* SOURCE MATERIAL
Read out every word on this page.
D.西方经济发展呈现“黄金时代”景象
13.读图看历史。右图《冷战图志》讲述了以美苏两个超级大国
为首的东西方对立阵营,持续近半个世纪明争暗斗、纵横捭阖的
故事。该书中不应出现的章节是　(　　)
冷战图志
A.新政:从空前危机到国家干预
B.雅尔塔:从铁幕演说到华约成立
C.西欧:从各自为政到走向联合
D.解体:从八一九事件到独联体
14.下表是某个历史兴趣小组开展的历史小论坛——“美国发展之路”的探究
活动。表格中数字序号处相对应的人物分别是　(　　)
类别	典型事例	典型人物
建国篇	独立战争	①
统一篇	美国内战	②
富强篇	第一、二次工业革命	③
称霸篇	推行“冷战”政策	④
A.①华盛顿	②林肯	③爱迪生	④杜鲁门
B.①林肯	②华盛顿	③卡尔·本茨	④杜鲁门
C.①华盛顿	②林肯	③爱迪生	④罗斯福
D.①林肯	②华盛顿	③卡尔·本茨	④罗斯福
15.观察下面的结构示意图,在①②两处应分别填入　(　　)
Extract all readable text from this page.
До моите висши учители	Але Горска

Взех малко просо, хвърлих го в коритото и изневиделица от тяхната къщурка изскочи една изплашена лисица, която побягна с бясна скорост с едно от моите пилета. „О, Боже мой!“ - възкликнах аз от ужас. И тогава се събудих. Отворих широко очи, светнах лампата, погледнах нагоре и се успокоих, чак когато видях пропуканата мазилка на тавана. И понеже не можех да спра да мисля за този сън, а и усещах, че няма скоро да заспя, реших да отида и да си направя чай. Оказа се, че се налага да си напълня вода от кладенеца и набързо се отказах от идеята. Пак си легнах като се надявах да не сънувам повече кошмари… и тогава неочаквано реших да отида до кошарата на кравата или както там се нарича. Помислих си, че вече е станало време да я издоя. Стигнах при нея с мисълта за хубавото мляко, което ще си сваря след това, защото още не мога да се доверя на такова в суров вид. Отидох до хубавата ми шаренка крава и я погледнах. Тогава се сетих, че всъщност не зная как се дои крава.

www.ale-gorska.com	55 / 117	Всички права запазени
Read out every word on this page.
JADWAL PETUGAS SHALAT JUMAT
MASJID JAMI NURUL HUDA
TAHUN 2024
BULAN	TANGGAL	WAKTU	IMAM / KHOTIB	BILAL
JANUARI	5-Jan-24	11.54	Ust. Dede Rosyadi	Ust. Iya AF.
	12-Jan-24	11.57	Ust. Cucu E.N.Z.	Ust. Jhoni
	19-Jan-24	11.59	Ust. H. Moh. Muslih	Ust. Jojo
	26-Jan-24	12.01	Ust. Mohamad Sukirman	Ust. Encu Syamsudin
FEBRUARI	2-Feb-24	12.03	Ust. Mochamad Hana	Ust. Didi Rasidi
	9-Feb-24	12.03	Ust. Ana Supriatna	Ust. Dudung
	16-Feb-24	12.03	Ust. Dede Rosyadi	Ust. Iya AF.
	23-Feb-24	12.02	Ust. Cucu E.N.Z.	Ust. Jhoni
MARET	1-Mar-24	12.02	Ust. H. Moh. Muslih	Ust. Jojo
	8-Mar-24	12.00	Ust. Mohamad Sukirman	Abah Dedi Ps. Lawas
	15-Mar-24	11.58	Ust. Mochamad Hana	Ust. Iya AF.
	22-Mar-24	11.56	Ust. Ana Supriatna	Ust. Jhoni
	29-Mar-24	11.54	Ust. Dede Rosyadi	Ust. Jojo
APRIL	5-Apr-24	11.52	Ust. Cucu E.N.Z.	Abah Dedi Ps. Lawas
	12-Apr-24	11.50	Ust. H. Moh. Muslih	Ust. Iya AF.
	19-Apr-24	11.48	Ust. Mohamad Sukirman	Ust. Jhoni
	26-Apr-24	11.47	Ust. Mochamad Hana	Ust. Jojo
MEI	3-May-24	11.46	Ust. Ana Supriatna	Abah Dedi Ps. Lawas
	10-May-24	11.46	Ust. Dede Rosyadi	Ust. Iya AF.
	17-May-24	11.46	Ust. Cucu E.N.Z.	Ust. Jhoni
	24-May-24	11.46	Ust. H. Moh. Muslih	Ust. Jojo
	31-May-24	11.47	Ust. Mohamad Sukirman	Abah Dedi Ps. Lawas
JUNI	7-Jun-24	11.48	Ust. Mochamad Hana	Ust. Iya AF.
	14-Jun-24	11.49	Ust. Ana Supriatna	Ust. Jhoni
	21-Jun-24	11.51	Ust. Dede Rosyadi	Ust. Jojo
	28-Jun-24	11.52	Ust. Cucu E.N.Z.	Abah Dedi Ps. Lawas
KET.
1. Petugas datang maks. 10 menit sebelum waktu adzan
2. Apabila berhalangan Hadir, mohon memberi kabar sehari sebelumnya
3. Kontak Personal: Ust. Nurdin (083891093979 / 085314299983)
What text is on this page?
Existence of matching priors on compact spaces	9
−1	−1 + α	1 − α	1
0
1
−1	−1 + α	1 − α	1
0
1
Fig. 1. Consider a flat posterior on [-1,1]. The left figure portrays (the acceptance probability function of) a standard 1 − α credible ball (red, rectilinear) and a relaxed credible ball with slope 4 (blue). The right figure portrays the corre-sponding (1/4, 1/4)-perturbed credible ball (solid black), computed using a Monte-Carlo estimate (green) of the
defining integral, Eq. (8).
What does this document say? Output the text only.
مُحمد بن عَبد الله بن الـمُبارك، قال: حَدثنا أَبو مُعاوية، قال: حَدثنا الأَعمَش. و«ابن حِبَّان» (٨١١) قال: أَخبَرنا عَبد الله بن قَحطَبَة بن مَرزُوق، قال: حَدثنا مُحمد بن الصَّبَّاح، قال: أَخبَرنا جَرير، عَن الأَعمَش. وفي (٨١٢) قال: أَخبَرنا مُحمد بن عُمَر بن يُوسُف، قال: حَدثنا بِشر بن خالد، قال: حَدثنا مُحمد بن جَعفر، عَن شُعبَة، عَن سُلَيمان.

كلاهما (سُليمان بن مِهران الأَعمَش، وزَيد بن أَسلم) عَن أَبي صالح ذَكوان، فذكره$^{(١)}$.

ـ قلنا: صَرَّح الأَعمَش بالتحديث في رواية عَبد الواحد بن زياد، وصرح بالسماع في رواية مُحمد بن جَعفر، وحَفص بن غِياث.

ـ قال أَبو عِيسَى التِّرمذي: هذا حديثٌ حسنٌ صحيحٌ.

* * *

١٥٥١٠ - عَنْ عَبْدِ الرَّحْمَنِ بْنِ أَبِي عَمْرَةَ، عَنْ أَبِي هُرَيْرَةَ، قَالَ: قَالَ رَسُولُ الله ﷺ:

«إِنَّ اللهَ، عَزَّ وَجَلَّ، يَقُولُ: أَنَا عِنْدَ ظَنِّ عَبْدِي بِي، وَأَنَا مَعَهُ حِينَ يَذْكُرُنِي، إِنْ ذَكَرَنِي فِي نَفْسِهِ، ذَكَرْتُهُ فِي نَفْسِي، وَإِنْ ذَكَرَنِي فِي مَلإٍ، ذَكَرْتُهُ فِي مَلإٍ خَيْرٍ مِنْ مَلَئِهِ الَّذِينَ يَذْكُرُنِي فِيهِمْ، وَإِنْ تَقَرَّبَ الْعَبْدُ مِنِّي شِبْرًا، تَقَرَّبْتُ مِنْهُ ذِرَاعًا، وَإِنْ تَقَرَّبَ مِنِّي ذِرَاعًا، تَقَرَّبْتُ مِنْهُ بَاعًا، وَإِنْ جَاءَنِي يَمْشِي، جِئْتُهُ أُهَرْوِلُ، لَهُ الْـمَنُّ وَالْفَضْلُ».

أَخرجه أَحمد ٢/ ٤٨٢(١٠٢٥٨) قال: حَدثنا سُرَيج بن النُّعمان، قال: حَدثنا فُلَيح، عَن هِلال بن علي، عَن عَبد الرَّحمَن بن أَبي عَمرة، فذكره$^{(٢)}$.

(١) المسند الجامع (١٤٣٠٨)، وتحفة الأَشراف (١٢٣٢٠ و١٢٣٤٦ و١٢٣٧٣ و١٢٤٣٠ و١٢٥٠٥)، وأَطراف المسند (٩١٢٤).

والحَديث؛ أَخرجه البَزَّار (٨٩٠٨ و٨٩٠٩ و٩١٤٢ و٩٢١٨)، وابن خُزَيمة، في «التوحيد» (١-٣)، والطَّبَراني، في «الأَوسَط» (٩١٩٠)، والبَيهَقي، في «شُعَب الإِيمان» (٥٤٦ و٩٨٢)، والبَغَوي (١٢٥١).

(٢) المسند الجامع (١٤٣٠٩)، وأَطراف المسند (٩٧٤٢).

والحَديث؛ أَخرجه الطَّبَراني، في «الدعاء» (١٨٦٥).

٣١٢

* REQUIRED WORK
Copy out each line of the material that holds the word "Supriatna".

* ANSWER FOR THIS EXERCISE
	9-Feb-24	12.03	Ust. Ana Supriatna	Ust. Dudung
	22-Mar-24	11.56	Ust. Ana Supriatna	Ust. Jhoni
MEI	3-May-24	11.46	Ust. Ana Supriatna	Abah Dedi Ps. Lawas
	14-Jun-24	11.49	Ust. Ana Supriatna	Ust. Jhoni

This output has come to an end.